THE DATA:
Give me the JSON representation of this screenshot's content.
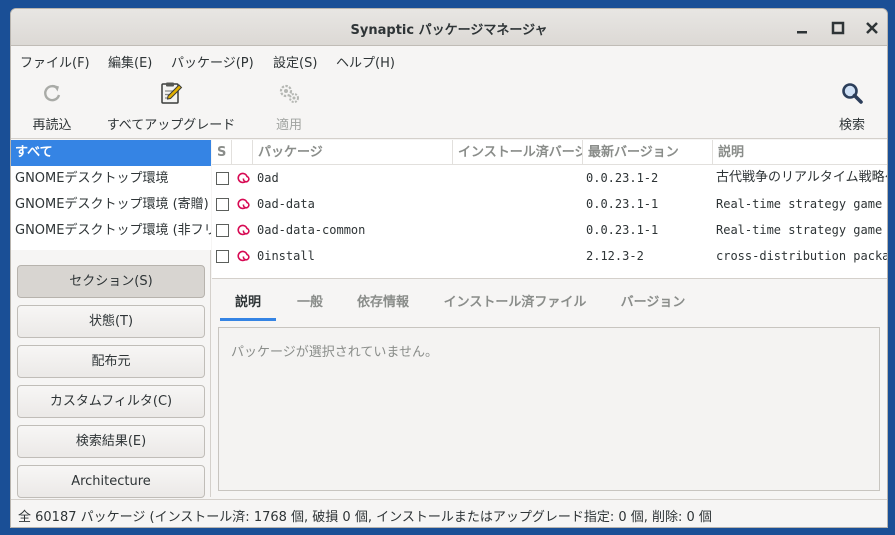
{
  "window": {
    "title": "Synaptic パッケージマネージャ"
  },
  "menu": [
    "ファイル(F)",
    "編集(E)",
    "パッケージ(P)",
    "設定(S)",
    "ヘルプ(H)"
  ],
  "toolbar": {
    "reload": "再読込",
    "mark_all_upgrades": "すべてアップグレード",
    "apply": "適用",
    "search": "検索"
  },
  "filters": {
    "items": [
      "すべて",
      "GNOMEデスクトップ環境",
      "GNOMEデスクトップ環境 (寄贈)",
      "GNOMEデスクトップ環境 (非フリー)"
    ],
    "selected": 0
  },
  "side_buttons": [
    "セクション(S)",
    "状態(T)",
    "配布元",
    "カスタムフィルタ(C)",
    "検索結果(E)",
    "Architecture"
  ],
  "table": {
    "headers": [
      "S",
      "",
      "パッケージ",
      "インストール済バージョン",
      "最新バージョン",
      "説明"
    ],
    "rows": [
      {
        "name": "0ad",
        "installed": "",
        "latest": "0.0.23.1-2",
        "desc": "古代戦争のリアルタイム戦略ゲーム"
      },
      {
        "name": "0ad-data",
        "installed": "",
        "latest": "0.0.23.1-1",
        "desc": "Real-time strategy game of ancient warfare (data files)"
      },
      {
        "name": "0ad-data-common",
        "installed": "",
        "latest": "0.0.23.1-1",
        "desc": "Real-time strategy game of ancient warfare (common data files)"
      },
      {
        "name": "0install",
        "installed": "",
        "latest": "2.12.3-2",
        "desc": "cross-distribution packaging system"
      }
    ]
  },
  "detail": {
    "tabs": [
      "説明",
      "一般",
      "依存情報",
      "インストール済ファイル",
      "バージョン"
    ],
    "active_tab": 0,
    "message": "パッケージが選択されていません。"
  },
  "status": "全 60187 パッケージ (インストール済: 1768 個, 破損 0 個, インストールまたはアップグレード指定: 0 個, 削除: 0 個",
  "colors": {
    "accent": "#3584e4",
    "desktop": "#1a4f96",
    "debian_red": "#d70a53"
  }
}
--
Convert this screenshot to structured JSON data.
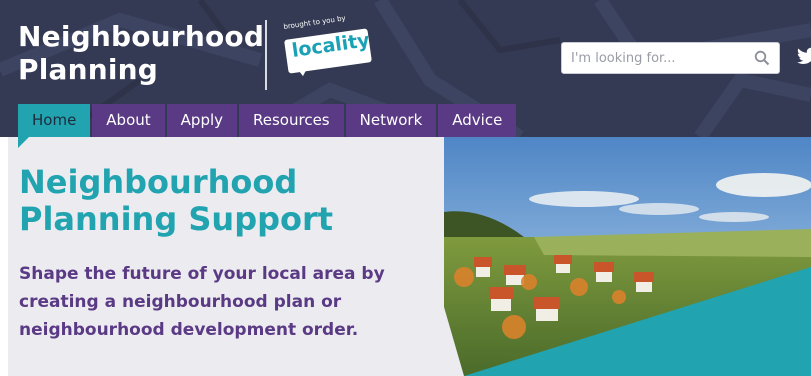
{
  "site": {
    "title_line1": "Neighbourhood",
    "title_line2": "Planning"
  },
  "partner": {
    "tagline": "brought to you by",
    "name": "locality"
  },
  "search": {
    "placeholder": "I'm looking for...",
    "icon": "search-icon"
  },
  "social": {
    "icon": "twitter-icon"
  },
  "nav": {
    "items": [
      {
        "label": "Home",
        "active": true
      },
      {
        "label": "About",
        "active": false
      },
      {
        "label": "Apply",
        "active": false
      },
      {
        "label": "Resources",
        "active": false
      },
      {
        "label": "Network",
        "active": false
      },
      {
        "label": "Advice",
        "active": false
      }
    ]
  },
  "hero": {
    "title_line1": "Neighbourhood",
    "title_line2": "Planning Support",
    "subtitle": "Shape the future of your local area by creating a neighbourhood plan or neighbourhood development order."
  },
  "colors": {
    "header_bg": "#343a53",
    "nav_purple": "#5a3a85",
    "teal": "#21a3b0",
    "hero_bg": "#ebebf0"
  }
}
==
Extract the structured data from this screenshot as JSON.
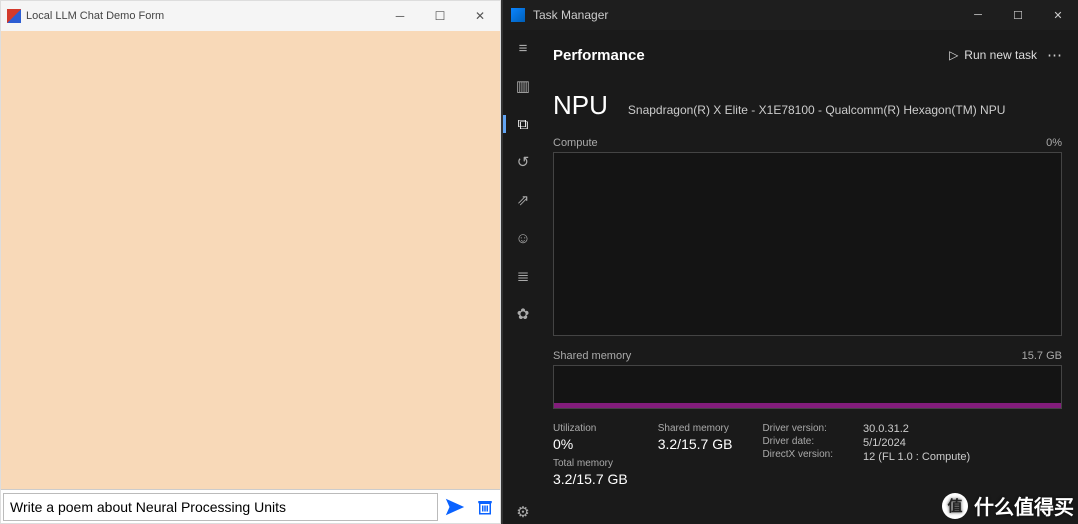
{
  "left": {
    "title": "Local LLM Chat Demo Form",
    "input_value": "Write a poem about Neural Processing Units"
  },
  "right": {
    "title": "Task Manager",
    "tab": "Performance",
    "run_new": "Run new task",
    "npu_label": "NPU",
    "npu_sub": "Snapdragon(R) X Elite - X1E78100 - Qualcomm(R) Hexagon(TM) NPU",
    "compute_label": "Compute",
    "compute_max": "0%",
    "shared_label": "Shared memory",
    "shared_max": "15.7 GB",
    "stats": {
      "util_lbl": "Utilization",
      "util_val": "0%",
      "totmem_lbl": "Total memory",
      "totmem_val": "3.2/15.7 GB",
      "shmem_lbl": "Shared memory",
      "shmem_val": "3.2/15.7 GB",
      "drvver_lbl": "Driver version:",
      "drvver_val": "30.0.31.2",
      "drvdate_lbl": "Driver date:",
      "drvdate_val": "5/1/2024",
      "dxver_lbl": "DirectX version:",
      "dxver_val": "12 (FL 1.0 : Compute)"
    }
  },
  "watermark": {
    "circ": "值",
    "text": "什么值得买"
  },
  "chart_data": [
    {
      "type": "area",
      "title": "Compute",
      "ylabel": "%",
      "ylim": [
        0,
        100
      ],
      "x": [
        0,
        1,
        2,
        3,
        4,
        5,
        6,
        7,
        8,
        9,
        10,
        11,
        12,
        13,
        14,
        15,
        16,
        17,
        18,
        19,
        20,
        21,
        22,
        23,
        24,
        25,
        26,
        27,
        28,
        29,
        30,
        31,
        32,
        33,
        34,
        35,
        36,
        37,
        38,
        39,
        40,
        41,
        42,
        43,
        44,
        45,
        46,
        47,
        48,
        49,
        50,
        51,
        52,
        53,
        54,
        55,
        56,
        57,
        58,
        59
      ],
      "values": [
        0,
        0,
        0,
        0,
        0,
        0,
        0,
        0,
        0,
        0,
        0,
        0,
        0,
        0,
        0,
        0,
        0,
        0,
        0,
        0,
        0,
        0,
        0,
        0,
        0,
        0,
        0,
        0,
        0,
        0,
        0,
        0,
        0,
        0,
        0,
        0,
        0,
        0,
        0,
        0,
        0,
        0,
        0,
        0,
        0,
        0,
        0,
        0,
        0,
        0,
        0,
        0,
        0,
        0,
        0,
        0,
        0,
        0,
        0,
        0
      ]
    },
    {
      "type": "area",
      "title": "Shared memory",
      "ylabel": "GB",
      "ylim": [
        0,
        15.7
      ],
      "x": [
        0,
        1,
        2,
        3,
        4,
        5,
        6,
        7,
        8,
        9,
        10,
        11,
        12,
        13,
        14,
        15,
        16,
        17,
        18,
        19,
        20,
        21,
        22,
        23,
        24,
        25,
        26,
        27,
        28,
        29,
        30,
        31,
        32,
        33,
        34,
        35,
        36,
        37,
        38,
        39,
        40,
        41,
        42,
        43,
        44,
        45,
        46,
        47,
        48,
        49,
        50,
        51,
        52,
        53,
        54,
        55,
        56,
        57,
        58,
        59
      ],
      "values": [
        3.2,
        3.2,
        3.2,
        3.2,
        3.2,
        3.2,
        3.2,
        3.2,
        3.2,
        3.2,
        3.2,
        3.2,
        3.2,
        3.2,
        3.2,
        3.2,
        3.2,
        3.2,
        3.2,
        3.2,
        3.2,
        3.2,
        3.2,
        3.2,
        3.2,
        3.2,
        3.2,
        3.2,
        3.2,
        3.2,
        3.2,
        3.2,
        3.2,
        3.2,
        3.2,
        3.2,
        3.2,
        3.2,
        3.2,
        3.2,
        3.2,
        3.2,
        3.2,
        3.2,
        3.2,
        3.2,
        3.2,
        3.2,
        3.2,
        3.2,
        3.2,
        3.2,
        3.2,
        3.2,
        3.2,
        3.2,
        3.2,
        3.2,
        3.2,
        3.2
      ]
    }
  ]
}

WHAT TO PRODUCE: Where a line of the entries contains the word "version", copy that line.

EXPECTED ANSWER:
      "drvver_lbl": "Driver version:",
      "dxver_lbl": "DirectX version:",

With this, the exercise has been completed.